> Directive
Below you will find a set of lines. Repeat them all exactly.

── Record extracts ──

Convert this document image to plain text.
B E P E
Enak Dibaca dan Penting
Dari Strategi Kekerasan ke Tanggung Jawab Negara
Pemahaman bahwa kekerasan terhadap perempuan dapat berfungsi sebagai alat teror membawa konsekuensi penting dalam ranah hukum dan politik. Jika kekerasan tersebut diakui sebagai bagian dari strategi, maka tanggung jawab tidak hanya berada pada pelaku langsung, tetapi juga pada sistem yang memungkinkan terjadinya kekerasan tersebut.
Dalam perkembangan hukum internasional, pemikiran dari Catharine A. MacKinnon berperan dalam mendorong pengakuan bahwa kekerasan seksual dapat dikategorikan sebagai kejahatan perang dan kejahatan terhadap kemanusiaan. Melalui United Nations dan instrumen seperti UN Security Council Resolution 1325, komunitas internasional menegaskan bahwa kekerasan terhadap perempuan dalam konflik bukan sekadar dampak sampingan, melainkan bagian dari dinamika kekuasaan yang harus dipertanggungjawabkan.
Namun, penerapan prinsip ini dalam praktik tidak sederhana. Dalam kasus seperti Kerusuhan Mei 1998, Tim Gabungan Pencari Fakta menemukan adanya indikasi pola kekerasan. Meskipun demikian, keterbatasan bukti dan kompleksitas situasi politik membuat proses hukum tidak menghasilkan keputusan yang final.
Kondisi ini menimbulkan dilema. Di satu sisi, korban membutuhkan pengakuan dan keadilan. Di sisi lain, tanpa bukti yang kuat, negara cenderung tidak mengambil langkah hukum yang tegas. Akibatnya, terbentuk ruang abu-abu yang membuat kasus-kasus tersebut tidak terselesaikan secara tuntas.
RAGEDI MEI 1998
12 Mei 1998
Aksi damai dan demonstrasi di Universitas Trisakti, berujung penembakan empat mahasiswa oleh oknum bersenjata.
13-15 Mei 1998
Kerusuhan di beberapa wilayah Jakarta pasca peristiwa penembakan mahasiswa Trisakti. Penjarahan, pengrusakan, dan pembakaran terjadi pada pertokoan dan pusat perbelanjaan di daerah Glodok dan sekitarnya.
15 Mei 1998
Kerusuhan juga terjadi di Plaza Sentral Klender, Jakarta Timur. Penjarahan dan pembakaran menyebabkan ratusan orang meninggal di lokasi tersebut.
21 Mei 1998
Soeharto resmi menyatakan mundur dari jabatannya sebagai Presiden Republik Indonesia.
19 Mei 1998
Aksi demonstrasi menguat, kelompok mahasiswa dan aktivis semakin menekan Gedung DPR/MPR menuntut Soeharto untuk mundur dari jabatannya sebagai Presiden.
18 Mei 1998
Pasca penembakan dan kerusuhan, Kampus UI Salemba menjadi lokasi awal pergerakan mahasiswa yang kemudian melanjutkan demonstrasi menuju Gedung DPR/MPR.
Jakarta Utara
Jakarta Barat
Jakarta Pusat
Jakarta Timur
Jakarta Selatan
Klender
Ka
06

───

> Result of the exercise
Convert this document image to plain text.
B E P E
Enak Dibaca dan Penting
Dari Strategi Kekerasan ke Tanggung Jawab Negara
Pemahaman bahwa kekerasan terhadap perempuan dapat berfungsi sebagai alat teror membawa konsekuensi penting dalam ranah hukum dan politik. Jika kekerasan tersebut diakui sebagai bagian dari strategi, maka tanggung jawab tidak hanya berada pada pelaku langsung, tetapi juga pada sistem yang memungkinkan terjadinya kekerasan tersebut.
Dalam perkembangan hukum internasional, pemikiran dari Catharine A. MacKinnon berperan dalam mendorong pengakuan bahwa kekerasan seksual dapat dikategorikan sebagai kejahatan perang dan kejahatan terhadap kemanusiaan. Melalui United Nations dan instrumen seperti UN Security Council Resolution 1325, komunitas internasional menegaskan bahwa kekerasan terhadap perempuan dalam konflik bukan sekadar dampak sampingan, melainkan bagian dari dinamika kekuasaan yang harus dipertanggungjawabkan.
Namun, penerapan prinsip ini dalam praktik tidak sederhana. Dalam kasus seperti Kerusuhan Mei 1998, Tim Gabungan Pencari Fakta menemukan adanya indikasi pola kekerasan. Meskipun demikian, keterbatasan bukti dan kompleksitas situasi politik membuat proses hukum tidak menghasilkan keputusan yang final.
Kondisi ini menimbulkan dilema. Di satu sisi, korban membutuhkan pengakuan dan keadilan. Di sisi lain, tanpa bukti yang kuat, negara cenderung tidak mengambil langkah hukum yang tegas. Akibatnya, terbentuk ruang abu-abu yang membuat kasus-kasus tersebut tidak terselesaikan secara tuntas.
RAGEDI MEI 1998
12 Mei 1998
Aksi damai dan demonstrasi di Universitas Trisakti, berujung penembakan empat mahasiswa oleh oknum bersenjata.
13-15 Mei 1998
Kerusuhan di beberapa wilayah Jakarta pasca peristiwa penembakan mahasiswa Trisakti. Penjarahan, pengrusakan, dan pembakaran terjadi pada pertokoan dan pusat perbelanjaan di daerah Glodok dan sekitarnya.
15 Mei 1998
Kerusuhan juga terjadi di Plaza Sentral Klender, Jakarta Timur. Penjarahan dan pembakaran menyebabkan ratusan orang meninggal di lokasi tersebut.
21 Mei 1998
Soeharto resmi menyatakan mundur dari jabatannya sebagai Presiden Republik Indonesia.
19 Mei 1998
Aksi demonstrasi menguat, kelompok mahasiswa dan aktivis semakin menekan Gedung DPR/MPR menuntut Soeharto untuk mundur dari jabatannya sebagai Presiden.
18 Mei 1998
Pasca penembakan dan kerusuhan, Kampus UI Salemba menjadi lokasi awal pergerakan mahasiswa yang kemudian melanjutkan demonstrasi menuju Gedung DPR/MPR.
Jakarta Utara
Jakarta Barat
Jakarta Pusat
Jakarta Timur
Jakarta Selatan
Klender
Ka
06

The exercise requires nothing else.